**Information shown:**
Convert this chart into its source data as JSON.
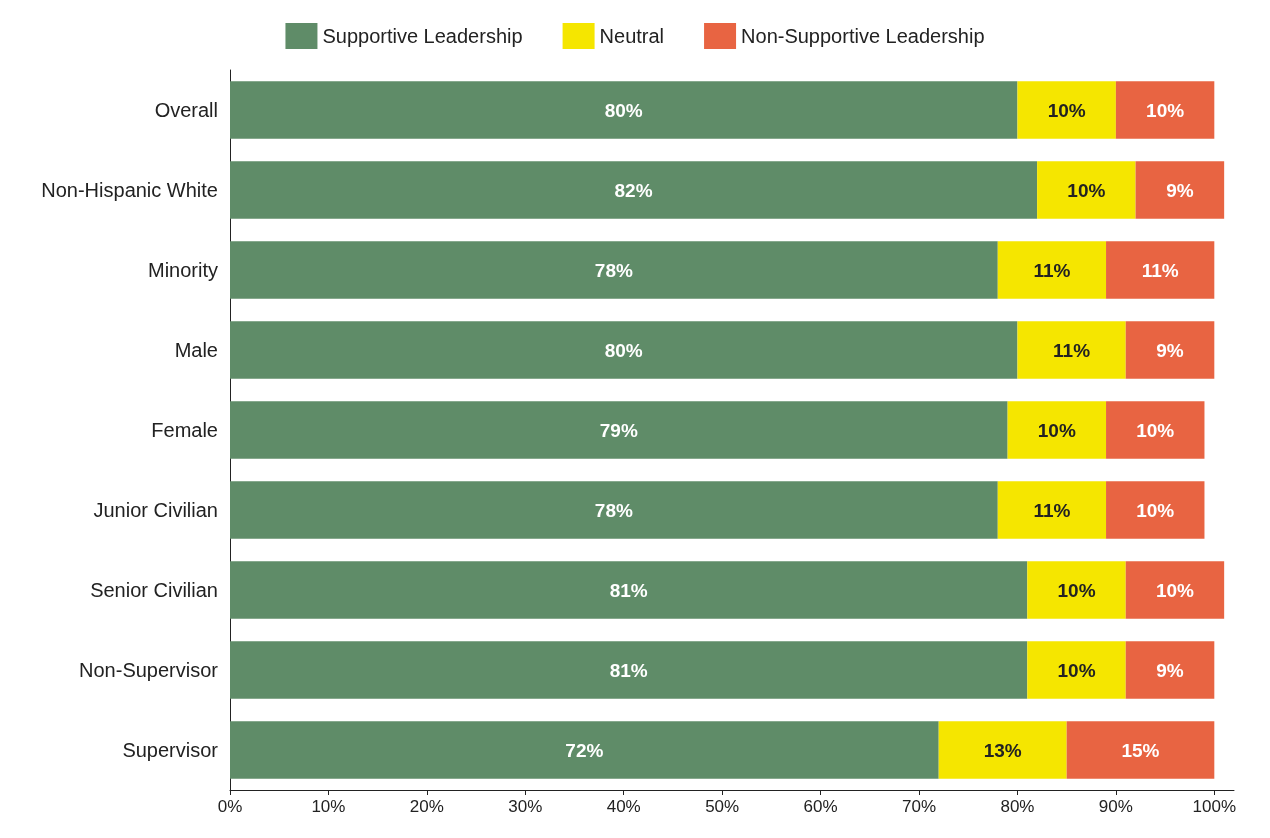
{
  "chart_data": {
    "type": "bar",
    "orientation": "horizontal",
    "stacked": true,
    "categories": [
      "Overall",
      "Non-Hispanic White",
      "Minority",
      "Male",
      "Female",
      "Junior Civilian",
      "Senior Civilian",
      "Non-Supervisor",
      "Supervisor"
    ],
    "series": [
      {
        "name": "Supportive Leadership",
        "color": "#5f8c68",
        "values": [
          80,
          82,
          78,
          80,
          79,
          78,
          81,
          81,
          72
        ],
        "value_labels": [
          "80%",
          "82%",
          "78%",
          "80%",
          "79%",
          "78%",
          "81%",
          "81%",
          "72%"
        ]
      },
      {
        "name": "Neutral",
        "color": "#f5e600",
        "values": [
          10,
          10,
          11,
          11,
          10,
          11,
          10,
          10,
          13
        ],
        "value_labels": [
          "10%",
          "10%",
          "11%",
          "11%",
          "10%",
          "11%",
          "10%",
          "10%",
          "13%"
        ]
      },
      {
        "name": "Non-Supportive Leadership",
        "color": "#e86442",
        "values": [
          10,
          9,
          11,
          9,
          10,
          10,
          10,
          9,
          15
        ],
        "value_labels": [
          "10%",
          "9%",
          "11%",
          "9%",
          "10%",
          "10%",
          "10%",
          "9%",
          "15%"
        ]
      }
    ],
    "xlim": [
      0,
      102
    ],
    "xticks": [
      {
        "value": 0,
        "label": "0%"
      },
      {
        "value": 10,
        "label": "10%"
      },
      {
        "value": 20,
        "label": "20%"
      },
      {
        "value": 30,
        "label": "30%"
      },
      {
        "value": 40,
        "label": "40%"
      },
      {
        "value": 50,
        "label": "50%"
      },
      {
        "value": 60,
        "label": "60%"
      },
      {
        "value": 70,
        "label": "70%"
      },
      {
        "value": 80,
        "label": "80%"
      },
      {
        "value": 90,
        "label": "90%"
      },
      {
        "value": 100,
        "label": "100%"
      }
    ],
    "grid": false,
    "legend": "top"
  }
}
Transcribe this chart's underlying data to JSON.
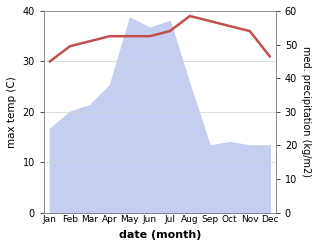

**Written request:** Give all the entries again exactly, dropping each picture.

**Worked solution:**
Convert this chart into its source data as JSON.
{
  "chart_data": {
    "type": "bar",
    "orientation": "horizontal",
    "stacked": true,
    "categories": [
      "Overall",
      "Non-Hispanic White",
      "Minority",
      "Male",
      "Female",
      "Junior Civilian",
      "Senior Civilian",
      "Non-Supervisor",
      "Supervisor"
    ],
    "series": [
      {
        "name": "Supportive Leadership",
        "color": "#5f8c68",
        "values": [
          80,
          82,
          78,
          80,
          79,
          78,
          81,
          81,
          72
        ],
        "value_labels": [
          "80%",
          "82%",
          "78%",
          "80%",
          "79%",
          "78%",
          "81%",
          "81%",
          "72%"
        ]
      },
      {
        "name": "Neutral",
        "color": "#f5e600",
        "values": [
          10,
          10,
          11,
          11,
          10,
          11,
          10,
          10,
          13
        ],
        "value_labels": [
          "10%",
          "10%",
          "11%",
          "11%",
          "10%",
          "11%",
          "10%",
          "10%",
          "13%"
        ]
      },
      {
        "name": "Non-Supportive Leadership",
        "color": "#e86442",
        "values": [
          10,
          9,
          11,
          9,
          10,
          10,
          10,
          9,
          15
        ],
        "value_labels": [
          "10%",
          "9%",
          "11%",
          "9%",
          "10%",
          "10%",
          "10%",
          "9%",
          "15%"
        ]
      }
    ],
    "xlim": [
      0,
      102
    ],
    "xticks": [
      {
        "value": 0,
        "label": "0%"
      },
      {
        "value": 10,
        "label": "10%"
      },
      {
        "value": 20,
        "label": "20%"
      },
      {
        "value": 30,
        "label": "30%"
      },
      {
        "value": 40,
        "label": "40%"
      },
      {
        "value": 50,
        "label": "50%"
      },
      {
        "value": 60,
        "label": "60%"
      },
      {
        "value": 70,
        "label": "70%"
      },
      {
        "value": 80,
        "label": "80%"
      },
      {
        "value": 90,
        "label": "90%"
      },
      {
        "value": 100,
        "label": "100%"
      }
    ],
    "grid": false,
    "legend": "top"
  }
}
Transcribe this chart's underlying data to JSON.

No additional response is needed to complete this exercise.